What you are asked to do » The records that follow need to be output exactly as they are.

Start of Extracted entries

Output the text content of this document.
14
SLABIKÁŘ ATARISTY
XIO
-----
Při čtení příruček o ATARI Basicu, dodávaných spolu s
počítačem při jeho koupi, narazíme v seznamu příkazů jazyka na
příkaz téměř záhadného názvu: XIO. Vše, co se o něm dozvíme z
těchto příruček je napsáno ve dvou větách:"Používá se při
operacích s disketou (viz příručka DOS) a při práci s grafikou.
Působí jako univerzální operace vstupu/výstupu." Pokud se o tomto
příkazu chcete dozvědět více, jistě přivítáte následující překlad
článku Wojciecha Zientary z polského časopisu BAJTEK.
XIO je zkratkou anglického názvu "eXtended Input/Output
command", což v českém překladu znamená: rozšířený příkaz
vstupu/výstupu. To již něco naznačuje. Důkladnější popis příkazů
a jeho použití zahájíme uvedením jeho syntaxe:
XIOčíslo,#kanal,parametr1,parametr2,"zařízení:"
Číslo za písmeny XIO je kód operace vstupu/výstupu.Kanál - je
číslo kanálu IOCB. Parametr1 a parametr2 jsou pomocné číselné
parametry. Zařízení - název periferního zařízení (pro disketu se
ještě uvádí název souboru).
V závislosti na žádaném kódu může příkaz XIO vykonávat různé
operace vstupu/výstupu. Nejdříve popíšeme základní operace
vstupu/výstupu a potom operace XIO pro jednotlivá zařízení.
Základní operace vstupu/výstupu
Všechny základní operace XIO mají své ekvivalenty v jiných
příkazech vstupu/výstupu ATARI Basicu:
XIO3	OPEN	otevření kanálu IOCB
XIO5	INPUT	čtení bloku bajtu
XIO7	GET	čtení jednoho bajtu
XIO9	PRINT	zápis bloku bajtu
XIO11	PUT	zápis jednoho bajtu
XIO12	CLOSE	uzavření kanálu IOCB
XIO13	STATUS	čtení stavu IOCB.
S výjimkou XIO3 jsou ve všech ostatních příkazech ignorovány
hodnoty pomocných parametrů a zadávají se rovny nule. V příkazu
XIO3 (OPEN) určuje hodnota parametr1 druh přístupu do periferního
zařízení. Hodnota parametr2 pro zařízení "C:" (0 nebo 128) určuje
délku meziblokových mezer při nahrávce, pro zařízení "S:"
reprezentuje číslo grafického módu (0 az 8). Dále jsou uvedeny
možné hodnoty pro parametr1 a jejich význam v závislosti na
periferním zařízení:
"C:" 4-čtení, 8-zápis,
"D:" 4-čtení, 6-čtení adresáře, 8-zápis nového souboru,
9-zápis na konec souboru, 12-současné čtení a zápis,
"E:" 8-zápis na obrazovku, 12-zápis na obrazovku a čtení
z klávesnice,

End of Extracted entries

Written reply »
Output the text content of this document.
14
SLABIKÁŘ ATARISTY
XIO
-----
Při čtení příruček o ATARI Basicu, dodávaných spolu s
počítačem při jeho koupi, narazíme v seznamu příkazů jazyka na
příkaz téměř záhadného názvu: XIO. Vše, co se o něm dozvíme z
těchto příruček je napsáno ve dvou větách:"Používá se při
operacích s disketou (viz příručka DOS) a při práci s grafikou.
Působí jako univerzální operace vstupu/výstupu." Pokud se o tomto
příkazu chcete dozvědět více, jistě přivítáte následující překlad
článku Wojciecha Zientary z polského časopisu BAJTEK.
XIO je zkratkou anglického názvu "eXtended Input/Output
command", což v českém překladu znamená: rozšířený příkaz
vstupu/výstupu. To již něco naznačuje. Důkladnější popis příkazů
a jeho použití zahájíme uvedením jeho syntaxe:
XIOčíslo,#kanal,parametr1,parametr2,"zařízení:"
Číslo za písmeny XIO je kód operace vstupu/výstupu.Kanál - je
číslo kanálu IOCB. Parametr1 a parametr2 jsou pomocné číselné
parametry. Zařízení - název periferního zařízení (pro disketu se
ještě uvádí název souboru).
V závislosti na žádaném kódu může příkaz XIO vykonávat různé
operace vstupu/výstupu. Nejdříve popíšeme základní operace
vstupu/výstupu a potom operace XIO pro jednotlivá zařízení.
Základní operace vstupu/výstupu
Všechny základní operace XIO mají své ekvivalenty v jiných
příkazech vstupu/výstupu ATARI Basicu:
XIO3	OPEN	otevření kanálu IOCB
XIO5	INPUT	čtení bloku bajtu
XIO7	GET	čtení jednoho bajtu
XIO9	PRINT	zápis bloku bajtu
XIO11	PUT	zápis jednoho bajtu
XIO12	CLOSE	uzavření kanálu IOCB
XIO13	STATUS	čtení stavu IOCB.
S výjimkou XIO3 jsou ve všech ostatních příkazech ignorovány
hodnoty pomocných parametrů a zadávají se rovny nule. V příkazu
XIO3 (OPEN) určuje hodnota parametr1 druh přístupu do periferního
zařízení. Hodnota parametr2 pro zařízení "C:" (0 nebo 128) určuje
délku meziblokových mezer při nahrávce, pro zařízení "S:"
reprezentuje číslo grafického módu (0 az 8). Dále jsou uvedeny
možné hodnoty pro parametr1 a jejich význam v závislosti na
periferním zařízení:
"C:" 4-čtení, 8-zápis,
"D:" 4-čtení, 6-čtení adresáře, 8-zápis nového souboru,
9-zápis na konec souboru, 12-současné čtení a zápis,
"E:" 8-zápis na obrazovku, 12-zápis na obrazovku a čtení
z klávesnice,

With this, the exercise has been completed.